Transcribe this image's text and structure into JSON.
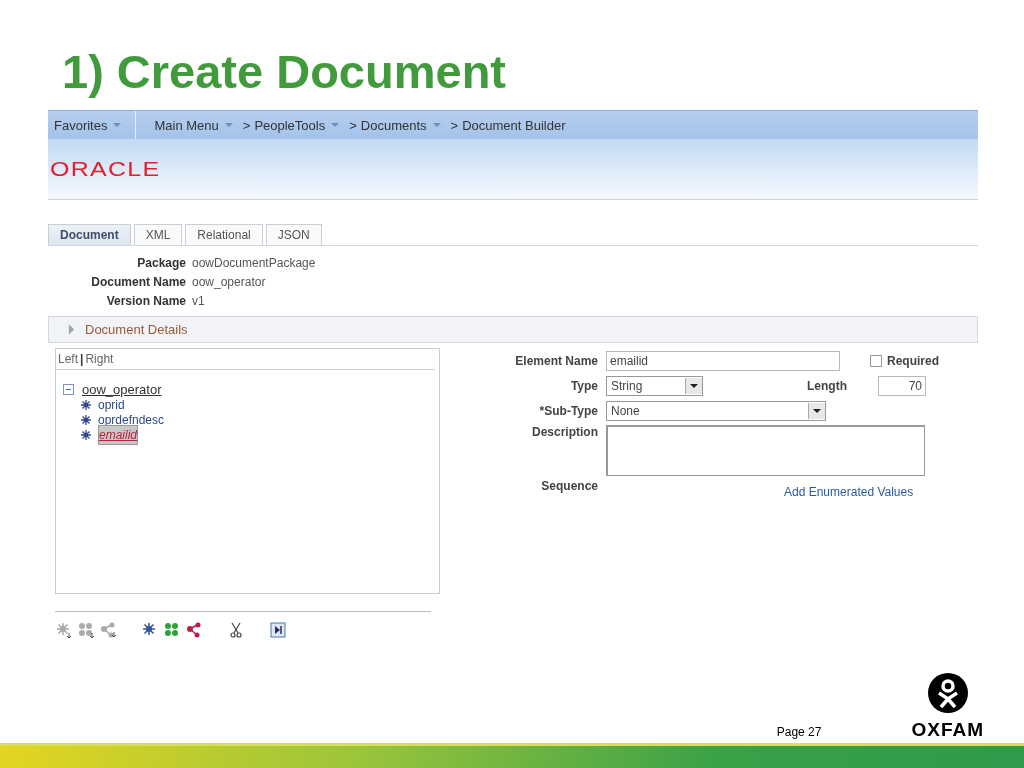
{
  "slide_title": "1) Create Document",
  "nav": {
    "favorites": {
      "label": "Favorites",
      "dropdown": true
    },
    "breadcrumbs": [
      {
        "label": "Main Menu",
        "dropdown": true
      },
      {
        "prefix": ">",
        "label": "PeopleTools",
        "dropdown": true
      },
      {
        "prefix": ">",
        "label": "Documents",
        "dropdown": true
      },
      {
        "prefix": ">",
        "label": "Document Builder",
        "dropdown": false
      }
    ]
  },
  "logo": "ORACLE",
  "tabs": [
    {
      "label": "Document",
      "selected": true
    },
    {
      "label": "XML",
      "selected": false
    },
    {
      "label": "Relational",
      "selected": false
    },
    {
      "label": "JSON",
      "selected": false
    }
  ],
  "info": [
    {
      "label": "Package",
      "value": "oowDocumentPackage"
    },
    {
      "label": "Document Name",
      "value": "oow_operator"
    },
    {
      "label": "Version Name",
      "value": "v1"
    }
  ],
  "details_section": {
    "label": "Document Details",
    "expanded": false
  },
  "tree_panel": {
    "links": [
      {
        "label": "Left",
        "active": false
      },
      {
        "label": "Right",
        "active": false
      }
    ],
    "divider": "|",
    "tree": {
      "label": "oow_operator",
      "expanded": true,
      "children": [
        {
          "label": "oprid",
          "selected": false
        },
        {
          "label": "oprdefndesc",
          "selected": false
        },
        {
          "label": "emailid",
          "selected": true
        }
      ]
    }
  },
  "form": {
    "element_name": {
      "label": "Element Name",
      "value": "emailid"
    },
    "required": {
      "label": "Required",
      "checked": false
    },
    "type": {
      "label": "Type",
      "value": "String"
    },
    "length": {
      "label": "Length",
      "value": "70"
    },
    "sub_type": {
      "label": "*Sub-Type",
      "value": "None"
    },
    "description": {
      "label": "Description"
    },
    "sequence": {
      "label": "Sequence"
    },
    "enum_link": "Add Enumerated Values"
  },
  "toolbar": [
    {
      "kind": "node",
      "disabled": true
    },
    {
      "kind": "group",
      "disabled": true
    },
    {
      "kind": "link",
      "disabled": true
    },
    {
      "kind": "node",
      "disabled": false
    },
    {
      "kind": "group",
      "disabled": false
    },
    {
      "kind": "link",
      "disabled": false
    },
    {
      "kind": "cut"
    },
    {
      "kind": "next"
    }
  ],
  "footer": {
    "page": "Page 27",
    "brand": "OXFAM"
  }
}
· · · ·
## [What the task asks]
Transcribe all of the material exactly, leaving out whatever pictures it contains.

## [Answer to the task]
Transcribe this image's text and structure into JSON.
{
  "slide_title": "1) Create Document",
  "nav": {
    "favorites": {
      "label": "Favorites",
      "dropdown": true
    },
    "breadcrumbs": [
      {
        "label": "Main Menu",
        "dropdown": true
      },
      {
        "prefix": ">",
        "label": "PeopleTools",
        "dropdown": true
      },
      {
        "prefix": ">",
        "label": "Documents",
        "dropdown": true
      },
      {
        "prefix": ">",
        "label": "Document Builder",
        "dropdown": false
      }
    ]
  },
  "logo": "ORACLE",
  "tabs": [
    {
      "label": "Document",
      "selected": true
    },
    {
      "label": "XML",
      "selected": false
    },
    {
      "label": "Relational",
      "selected": false
    },
    {
      "label": "JSON",
      "selected": false
    }
  ],
  "info": [
    {
      "label": "Package",
      "value": "oowDocumentPackage"
    },
    {
      "label": "Document Name",
      "value": "oow_operator"
    },
    {
      "label": "Version Name",
      "value": "v1"
    }
  ],
  "details_section": {
    "label": "Document Details",
    "expanded": false
  },
  "tree_panel": {
    "links": [
      {
        "label": "Left",
        "active": false
      },
      {
        "label": "Right",
        "active": false
      }
    ],
    "divider": "|",
    "tree": {
      "label": "oow_operator",
      "expanded": true,
      "children": [
        {
          "label": "oprid",
          "selected": false
        },
        {
          "label": "oprdefndesc",
          "selected": false
        },
        {
          "label": "emailid",
          "selected": true
        }
      ]
    }
  },
  "form": {
    "element_name": {
      "label": "Element Name",
      "value": "emailid"
    },
    "required": {
      "label": "Required",
      "checked": false
    },
    "type": {
      "label": "Type",
      "value": "String"
    },
    "length": {
      "label": "Length",
      "value": "70"
    },
    "sub_type": {
      "label": "*Sub-Type",
      "value": "None"
    },
    "description": {
      "label": "Description"
    },
    "sequence": {
      "label": "Sequence"
    },
    "enum_link": "Add Enumerated Values"
  },
  "toolbar": [
    {
      "kind": "node",
      "disabled": true
    },
    {
      "kind": "group",
      "disabled": true
    },
    {
      "kind": "link",
      "disabled": true
    },
    {
      "kind": "node",
      "disabled": false
    },
    {
      "kind": "group",
      "disabled": false
    },
    {
      "kind": "link",
      "disabled": false
    },
    {
      "kind": "cut"
    },
    {
      "kind": "next"
    }
  ],
  "footer": {
    "page": "Page 27",
    "brand": "OXFAM"
  }
}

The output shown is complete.